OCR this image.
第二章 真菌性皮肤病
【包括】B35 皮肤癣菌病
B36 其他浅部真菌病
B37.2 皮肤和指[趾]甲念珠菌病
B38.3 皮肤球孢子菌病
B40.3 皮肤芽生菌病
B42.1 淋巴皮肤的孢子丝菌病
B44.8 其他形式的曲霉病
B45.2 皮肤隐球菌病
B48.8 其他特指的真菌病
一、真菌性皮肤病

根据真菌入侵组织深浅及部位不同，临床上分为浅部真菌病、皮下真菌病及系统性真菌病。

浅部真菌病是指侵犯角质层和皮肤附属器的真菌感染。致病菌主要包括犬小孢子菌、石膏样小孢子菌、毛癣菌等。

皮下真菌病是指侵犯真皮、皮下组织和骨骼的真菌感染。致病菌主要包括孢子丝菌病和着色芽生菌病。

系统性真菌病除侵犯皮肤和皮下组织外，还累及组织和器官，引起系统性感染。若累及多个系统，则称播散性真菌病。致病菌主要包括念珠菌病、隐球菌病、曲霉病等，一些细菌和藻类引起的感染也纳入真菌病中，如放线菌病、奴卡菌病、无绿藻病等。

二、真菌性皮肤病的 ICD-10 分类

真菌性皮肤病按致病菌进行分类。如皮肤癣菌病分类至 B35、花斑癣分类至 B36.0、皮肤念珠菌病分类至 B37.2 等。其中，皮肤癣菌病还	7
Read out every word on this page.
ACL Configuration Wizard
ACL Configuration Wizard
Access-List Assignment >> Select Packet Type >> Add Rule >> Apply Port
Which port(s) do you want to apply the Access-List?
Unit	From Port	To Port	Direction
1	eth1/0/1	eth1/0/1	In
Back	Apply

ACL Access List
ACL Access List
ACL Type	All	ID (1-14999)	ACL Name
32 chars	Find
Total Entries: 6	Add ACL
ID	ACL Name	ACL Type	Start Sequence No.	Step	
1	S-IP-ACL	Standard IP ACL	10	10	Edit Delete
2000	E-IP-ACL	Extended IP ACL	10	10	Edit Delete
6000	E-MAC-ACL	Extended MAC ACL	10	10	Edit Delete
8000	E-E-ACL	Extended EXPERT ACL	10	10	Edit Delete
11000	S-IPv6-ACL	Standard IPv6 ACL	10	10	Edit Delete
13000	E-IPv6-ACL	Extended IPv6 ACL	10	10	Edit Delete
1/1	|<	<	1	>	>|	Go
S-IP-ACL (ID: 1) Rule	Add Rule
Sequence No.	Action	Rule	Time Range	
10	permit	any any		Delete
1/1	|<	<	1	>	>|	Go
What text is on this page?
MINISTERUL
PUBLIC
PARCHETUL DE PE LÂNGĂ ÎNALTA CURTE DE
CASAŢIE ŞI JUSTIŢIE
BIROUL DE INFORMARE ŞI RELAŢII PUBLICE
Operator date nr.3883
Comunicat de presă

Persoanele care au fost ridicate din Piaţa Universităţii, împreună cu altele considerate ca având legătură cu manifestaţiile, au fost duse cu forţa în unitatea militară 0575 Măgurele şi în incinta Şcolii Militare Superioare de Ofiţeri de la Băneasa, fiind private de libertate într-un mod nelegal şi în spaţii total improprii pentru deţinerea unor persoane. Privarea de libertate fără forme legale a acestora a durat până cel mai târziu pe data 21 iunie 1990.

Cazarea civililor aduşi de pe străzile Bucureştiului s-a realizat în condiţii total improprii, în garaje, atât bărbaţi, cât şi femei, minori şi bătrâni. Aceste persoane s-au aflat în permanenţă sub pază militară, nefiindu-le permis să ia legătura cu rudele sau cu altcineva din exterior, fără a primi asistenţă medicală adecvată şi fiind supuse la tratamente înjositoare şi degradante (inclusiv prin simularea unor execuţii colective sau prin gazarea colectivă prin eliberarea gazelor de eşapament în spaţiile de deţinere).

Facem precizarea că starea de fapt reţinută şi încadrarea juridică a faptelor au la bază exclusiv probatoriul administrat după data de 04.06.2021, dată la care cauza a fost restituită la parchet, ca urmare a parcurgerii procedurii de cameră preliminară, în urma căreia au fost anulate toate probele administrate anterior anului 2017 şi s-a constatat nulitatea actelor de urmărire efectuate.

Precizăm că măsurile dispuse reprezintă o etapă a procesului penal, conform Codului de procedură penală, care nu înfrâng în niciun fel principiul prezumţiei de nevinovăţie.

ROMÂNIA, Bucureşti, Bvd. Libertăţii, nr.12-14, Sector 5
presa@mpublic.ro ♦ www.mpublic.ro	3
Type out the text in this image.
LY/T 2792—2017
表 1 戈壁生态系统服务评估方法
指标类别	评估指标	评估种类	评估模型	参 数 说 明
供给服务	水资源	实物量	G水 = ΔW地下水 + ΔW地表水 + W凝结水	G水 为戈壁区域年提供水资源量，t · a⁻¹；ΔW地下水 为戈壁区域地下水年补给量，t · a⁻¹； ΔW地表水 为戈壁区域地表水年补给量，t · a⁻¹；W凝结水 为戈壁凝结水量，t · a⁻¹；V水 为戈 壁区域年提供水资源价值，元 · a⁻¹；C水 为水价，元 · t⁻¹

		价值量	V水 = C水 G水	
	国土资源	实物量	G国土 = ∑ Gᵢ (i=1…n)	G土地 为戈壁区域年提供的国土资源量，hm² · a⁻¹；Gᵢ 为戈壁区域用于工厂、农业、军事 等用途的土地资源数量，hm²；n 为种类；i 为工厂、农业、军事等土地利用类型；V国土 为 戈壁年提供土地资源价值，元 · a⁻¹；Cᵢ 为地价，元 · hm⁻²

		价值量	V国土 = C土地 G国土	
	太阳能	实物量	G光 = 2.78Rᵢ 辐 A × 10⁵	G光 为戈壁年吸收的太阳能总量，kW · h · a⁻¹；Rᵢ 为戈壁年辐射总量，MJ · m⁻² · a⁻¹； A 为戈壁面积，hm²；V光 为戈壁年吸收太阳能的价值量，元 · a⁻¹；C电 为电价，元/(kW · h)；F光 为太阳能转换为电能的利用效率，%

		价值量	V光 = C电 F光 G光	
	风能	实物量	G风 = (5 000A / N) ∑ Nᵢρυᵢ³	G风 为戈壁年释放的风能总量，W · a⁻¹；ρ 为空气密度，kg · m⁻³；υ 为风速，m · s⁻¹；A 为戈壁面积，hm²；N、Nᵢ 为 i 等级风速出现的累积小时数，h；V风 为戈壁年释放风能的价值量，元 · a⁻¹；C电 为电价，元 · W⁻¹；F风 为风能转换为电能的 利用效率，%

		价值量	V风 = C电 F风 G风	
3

- [The problem]: Repeat exactly the lines from the line containing "Type out the text in this image." through the end of the listing above; both boundary lines are part of the output.

- [The response]:
Type out the text in this image.
LY/T 2792—2017
表 1 戈壁生态系统服务评估方法
指标类别	评估指标	评估种类	评估模型	参 数 说 明
供给服务	水资源	实物量	G水 = ΔW地下水 + ΔW地表水 + W凝结水	G水 为戈壁区域年提供水资源量，t · a⁻¹；ΔW地下水 为戈壁区域地下水年补给量，t · a⁻¹； ΔW地表水 为戈壁区域地表水年补给量，t · a⁻¹；W凝结水 为戈壁凝结水量，t · a⁻¹；V水 为戈 壁区域年提供水资源价值，元 · a⁻¹；C水 为水价，元 · t⁻¹

		价值量	V水 = C水 G水	
	国土资源	实物量	G国土 = ∑ Gᵢ (i=1…n)	G土地 为戈壁区域年提供的国土资源量，hm² · a⁻¹；Gᵢ 为戈壁区域用于工厂、农业、军事 等用途的土地资源数量，hm²；n 为种类；i 为工厂、农业、军事等土地利用类型；V国土 为 戈壁年提供土地资源价值，元 · a⁻¹；Cᵢ 为地价，元 · hm⁻²

		价值量	V国土 = C土地 G国土	
	太阳能	实物量	G光 = 2.78Rᵢ 辐 A × 10⁵	G光 为戈壁年吸收的太阳能总量，kW · h · a⁻¹；Rᵢ 为戈壁年辐射总量，MJ · m⁻² · a⁻¹； A 为戈壁面积，hm²；V光 为戈壁年吸收太阳能的价值量，元 · a⁻¹；C电 为电价，元/(kW · h)；F光 为太阳能转换为电能的利用效率，%

		价值量	V光 = C电 F光 G光	
	风能	实物量	G风 = (5 000A / N) ∑ Nᵢρυᵢ³	G风 为戈壁年释放的风能总量，W · a⁻¹；ρ 为空气密度，kg · m⁻³；υ 为风速，m · s⁻¹；A 为戈壁面积，hm²；N、Nᵢ 为 i 等级风速出现的累积小时数，h；V风 为戈壁年释放风能的价值量，元 · a⁻¹；C电 为电价，元 · W⁻¹；F风 为风能转换为电能的 利用效率，%

		价值量	V风 = C电 F风 G风	
3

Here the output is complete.